> **Information given**
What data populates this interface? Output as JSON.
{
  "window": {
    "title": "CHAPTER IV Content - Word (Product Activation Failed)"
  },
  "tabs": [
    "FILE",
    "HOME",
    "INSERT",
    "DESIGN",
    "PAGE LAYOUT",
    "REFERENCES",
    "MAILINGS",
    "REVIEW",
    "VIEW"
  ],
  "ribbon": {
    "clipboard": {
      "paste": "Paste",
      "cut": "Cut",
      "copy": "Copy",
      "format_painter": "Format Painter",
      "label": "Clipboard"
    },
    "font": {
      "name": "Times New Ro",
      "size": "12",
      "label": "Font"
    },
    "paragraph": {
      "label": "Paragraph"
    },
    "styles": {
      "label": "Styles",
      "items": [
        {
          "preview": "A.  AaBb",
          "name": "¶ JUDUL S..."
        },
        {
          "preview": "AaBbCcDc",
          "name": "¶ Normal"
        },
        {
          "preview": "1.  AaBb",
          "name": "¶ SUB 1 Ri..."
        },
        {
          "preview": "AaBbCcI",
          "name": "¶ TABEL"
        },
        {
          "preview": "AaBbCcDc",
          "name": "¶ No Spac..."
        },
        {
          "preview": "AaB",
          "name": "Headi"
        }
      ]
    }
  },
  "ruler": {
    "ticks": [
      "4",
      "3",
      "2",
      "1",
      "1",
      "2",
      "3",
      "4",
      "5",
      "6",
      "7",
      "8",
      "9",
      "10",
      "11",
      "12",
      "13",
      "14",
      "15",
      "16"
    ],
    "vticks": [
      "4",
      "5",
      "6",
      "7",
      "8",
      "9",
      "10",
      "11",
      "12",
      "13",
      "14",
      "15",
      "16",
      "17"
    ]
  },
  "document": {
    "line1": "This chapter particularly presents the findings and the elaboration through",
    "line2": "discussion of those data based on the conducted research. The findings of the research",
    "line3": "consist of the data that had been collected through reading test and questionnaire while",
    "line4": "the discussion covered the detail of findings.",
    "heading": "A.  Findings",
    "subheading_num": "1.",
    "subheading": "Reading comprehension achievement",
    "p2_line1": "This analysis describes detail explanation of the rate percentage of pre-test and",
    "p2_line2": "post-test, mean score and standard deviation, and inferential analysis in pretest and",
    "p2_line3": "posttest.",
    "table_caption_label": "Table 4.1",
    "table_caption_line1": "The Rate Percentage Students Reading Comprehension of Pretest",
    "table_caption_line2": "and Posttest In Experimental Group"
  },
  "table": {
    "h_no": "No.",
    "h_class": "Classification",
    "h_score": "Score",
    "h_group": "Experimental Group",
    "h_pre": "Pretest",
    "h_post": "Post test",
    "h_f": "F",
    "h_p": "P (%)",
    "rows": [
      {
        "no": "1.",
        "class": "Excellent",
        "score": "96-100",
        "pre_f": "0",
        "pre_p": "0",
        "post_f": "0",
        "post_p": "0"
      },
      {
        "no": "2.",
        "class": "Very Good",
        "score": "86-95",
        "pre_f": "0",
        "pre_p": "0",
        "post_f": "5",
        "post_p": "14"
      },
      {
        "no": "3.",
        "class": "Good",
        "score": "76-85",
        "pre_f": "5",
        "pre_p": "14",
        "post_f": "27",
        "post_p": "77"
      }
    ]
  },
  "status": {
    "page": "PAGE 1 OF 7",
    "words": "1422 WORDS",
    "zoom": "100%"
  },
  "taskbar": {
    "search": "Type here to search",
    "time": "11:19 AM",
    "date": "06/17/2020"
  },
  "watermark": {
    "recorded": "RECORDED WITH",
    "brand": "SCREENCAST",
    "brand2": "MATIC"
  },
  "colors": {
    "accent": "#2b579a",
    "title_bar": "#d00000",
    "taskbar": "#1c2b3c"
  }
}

> **Requirements**
Extract all of the data shown above and repeat it verbatim.

> **Expected output**
What data populates this interface? Output as JSON.
{
  "window": {
    "title": "CHAPTER IV Content - Word (Product Activation Failed)"
  },
  "tabs": [
    "FILE",
    "HOME",
    "INSERT",
    "DESIGN",
    "PAGE LAYOUT",
    "REFERENCES",
    "MAILINGS",
    "REVIEW",
    "VIEW"
  ],
  "ribbon": {
    "clipboard": {
      "paste": "Paste",
      "cut": "Cut",
      "copy": "Copy",
      "format_painter": "Format Painter",
      "label": "Clipboard"
    },
    "font": {
      "name": "Times New Ro",
      "size": "12",
      "label": "Font"
    },
    "paragraph": {
      "label": "Paragraph"
    },
    "styles": {
      "label": "Styles",
      "items": [
        {
          "preview": "A.  AaBb",
          "name": "¶ JUDUL S..."
        },
        {
          "preview": "AaBbCcDc",
          "name": "¶ Normal"
        },
        {
          "preview": "1.  AaBb",
          "name": "¶ SUB 1 Ri..."
        },
        {
          "preview": "AaBbCcI",
          "name": "¶ TABEL"
        },
        {
          "preview": "AaBbCcDc",
          "name": "¶ No Spac..."
        },
        {
          "preview": "AaB",
          "name": "Headi"
        }
      ]
    }
  },
  "ruler": {
    "ticks": [
      "4",
      "3",
      "2",
      "1",
      "1",
      "2",
      "3",
      "4",
      "5",
      "6",
      "7",
      "8",
      "9",
      "10",
      "11",
      "12",
      "13",
      "14",
      "15",
      "16"
    ],
    "vticks": [
      "4",
      "5",
      "6",
      "7",
      "8",
      "9",
      "10",
      "11",
      "12",
      "13",
      "14",
      "15",
      "16",
      "17"
    ]
  },
  "document": {
    "line1": "This chapter particularly presents the findings and the elaboration through",
    "line2": "discussion of those data based on the conducted research. The findings of the research",
    "line3": "consist of the data that had been collected through reading test and questionnaire while",
    "line4": "the discussion covered the detail of findings.",
    "heading": "A.  Findings",
    "subheading_num": "1.",
    "subheading": "Reading comprehension achievement",
    "p2_line1": "This analysis describes detail explanation of the rate percentage of pre-test and",
    "p2_line2": "post-test, mean score and standard deviation, and inferential analysis in pretest and",
    "p2_line3": "posttest.",
    "table_caption_label": "Table 4.1",
    "table_caption_line1": "The Rate Percentage Students Reading Comprehension of Pretest",
    "table_caption_line2": "and Posttest In Experimental Group"
  },
  "table": {
    "h_no": "No.",
    "h_class": "Classification",
    "h_score": "Score",
    "h_group": "Experimental Group",
    "h_pre": "Pretest",
    "h_post": "Post test",
    "h_f": "F",
    "h_p": "P (%)",
    "rows": [
      {
        "no": "1.",
        "class": "Excellent",
        "score": "96-100",
        "pre_f": "0",
        "pre_p": "0",
        "post_f": "0",
        "post_p": "0"
      },
      {
        "no": "2.",
        "class": "Very Good",
        "score": "86-95",
        "pre_f": "0",
        "pre_p": "0",
        "post_f": "5",
        "post_p": "14"
      },
      {
        "no": "3.",
        "class": "Good",
        "score": "76-85",
        "pre_f": "5",
        "pre_p": "14",
        "post_f": "27",
        "post_p": "77"
      }
    ]
  },
  "status": {
    "page": "PAGE 1 OF 7",
    "words": "1422 WORDS",
    "zoom": "100%"
  },
  "taskbar": {
    "search": "Type here to search",
    "time": "11:19 AM",
    "date": "06/17/2020"
  },
  "watermark": {
    "recorded": "RECORDED WITH",
    "brand": "SCREENCAST",
    "brand2": "MATIC"
  },
  "colors": {
    "accent": "#2b579a",
    "title_bar": "#d00000",
    "taskbar": "#1c2b3c"
  }
}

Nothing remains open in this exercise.